• [REQUIRED TASK]
Exclude the pictures and retype the entries as written.

============

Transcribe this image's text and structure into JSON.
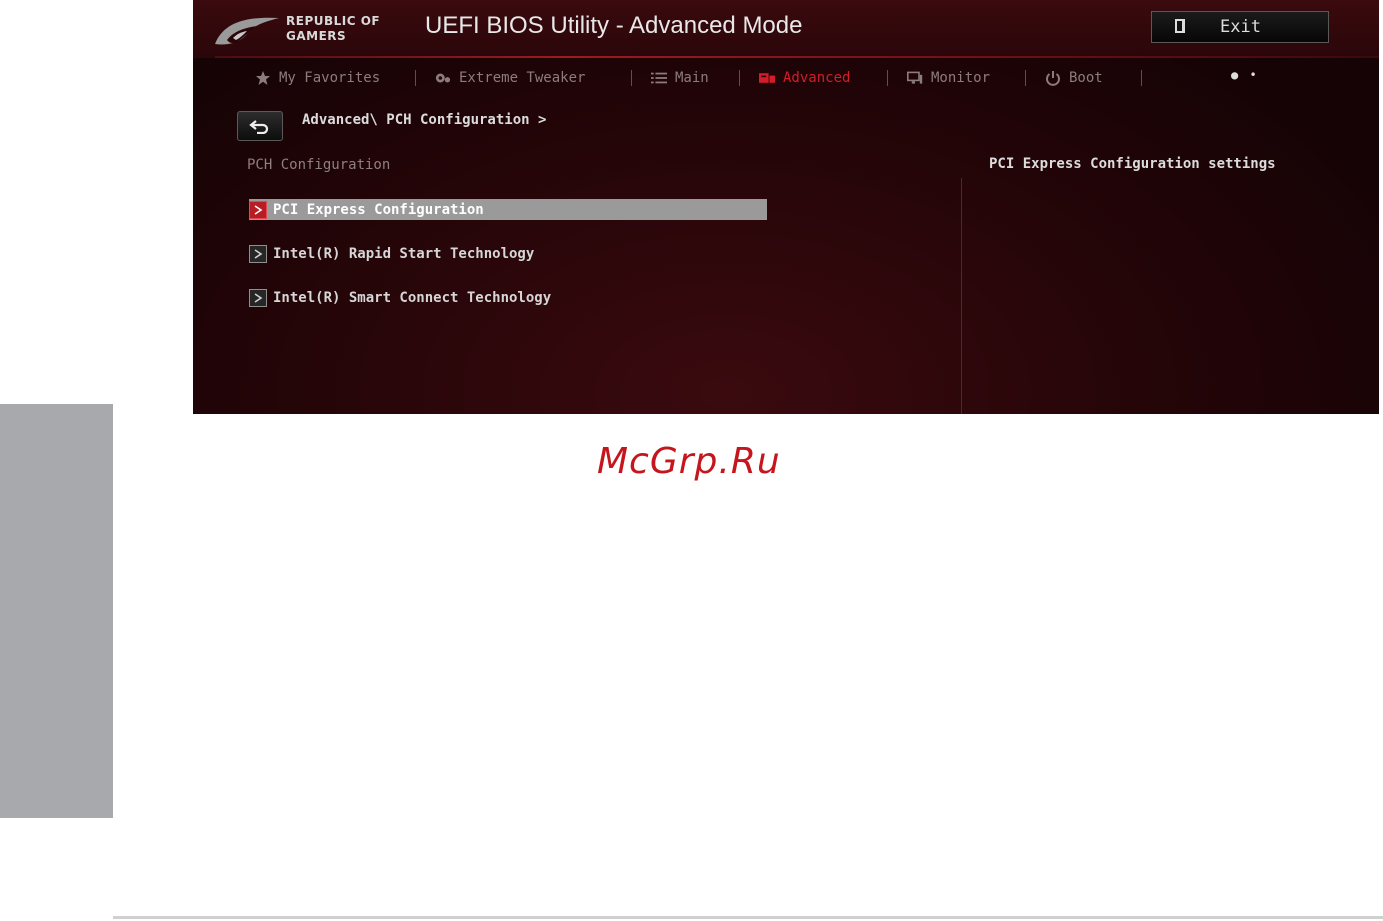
{
  "header": {
    "brand_line1": "REPUBLIC OF",
    "brand_line2": "GAMERS",
    "title": "UEFI BIOS Utility - Advanced Mode",
    "exit_label": "Exit"
  },
  "nav": {
    "items": [
      {
        "label": "My Favorites",
        "icon": "star-icon"
      },
      {
        "label": "Extreme Tweaker",
        "icon": "tweaker-icon"
      },
      {
        "label": "Main",
        "icon": "list-icon"
      },
      {
        "label": "Advanced",
        "icon": "advanced-icon",
        "active": true
      },
      {
        "label": "Monitor",
        "icon": "monitor-icon"
      },
      {
        "label": "Boot",
        "icon": "power-icon"
      }
    ],
    "page_indicator": "● •"
  },
  "breadcrumb": "Advanced\\ PCH Configuration >",
  "section_title": "PCH Configuration",
  "menu": {
    "items": [
      {
        "label": "PCI Express Configuration",
        "selected": true
      },
      {
        "label": "Intel(R) Rapid Start Technology",
        "selected": false
      },
      {
        "label": "Intel(R) Smart Connect Technology",
        "selected": false
      }
    ]
  },
  "help_text": "PCI Express Configuration settings",
  "watermark": "McGrp.Ru",
  "colors": {
    "accent": "#d41d28",
    "background": "#250508",
    "side_tab": "#a7a9ac",
    "selected_row": "#9a9a9a"
  }
}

============

• [WRITTEN ANSWER]
Transcribe this image's text and structure into JSON.
{
  "header": {
    "brand_line1": "REPUBLIC OF",
    "brand_line2": "GAMERS",
    "title": "UEFI BIOS Utility - Advanced Mode",
    "exit_label": "Exit"
  },
  "nav": {
    "items": [
      {
        "label": "My Favorites",
        "icon": "star-icon"
      },
      {
        "label": "Extreme Tweaker",
        "icon": "tweaker-icon"
      },
      {
        "label": "Main",
        "icon": "list-icon"
      },
      {
        "label": "Advanced",
        "icon": "advanced-icon",
        "active": true
      },
      {
        "label": "Monitor",
        "icon": "monitor-icon"
      },
      {
        "label": "Boot",
        "icon": "power-icon"
      }
    ],
    "page_indicator": "● •"
  },
  "breadcrumb": "Advanced\\ PCH Configuration >",
  "section_title": "PCH Configuration",
  "menu": {
    "items": [
      {
        "label": "PCI Express Configuration",
        "selected": true
      },
      {
        "label": "Intel(R) Rapid Start Technology",
        "selected": false
      },
      {
        "label": "Intel(R) Smart Connect Technology",
        "selected": false
      }
    ]
  },
  "help_text": "PCI Express Configuration settings",
  "watermark": "McGrp.Ru",
  "colors": {
    "accent": "#d41d28",
    "background": "#250508",
    "side_tab": "#a7a9ac",
    "selected_row": "#9a9a9a"
  }
}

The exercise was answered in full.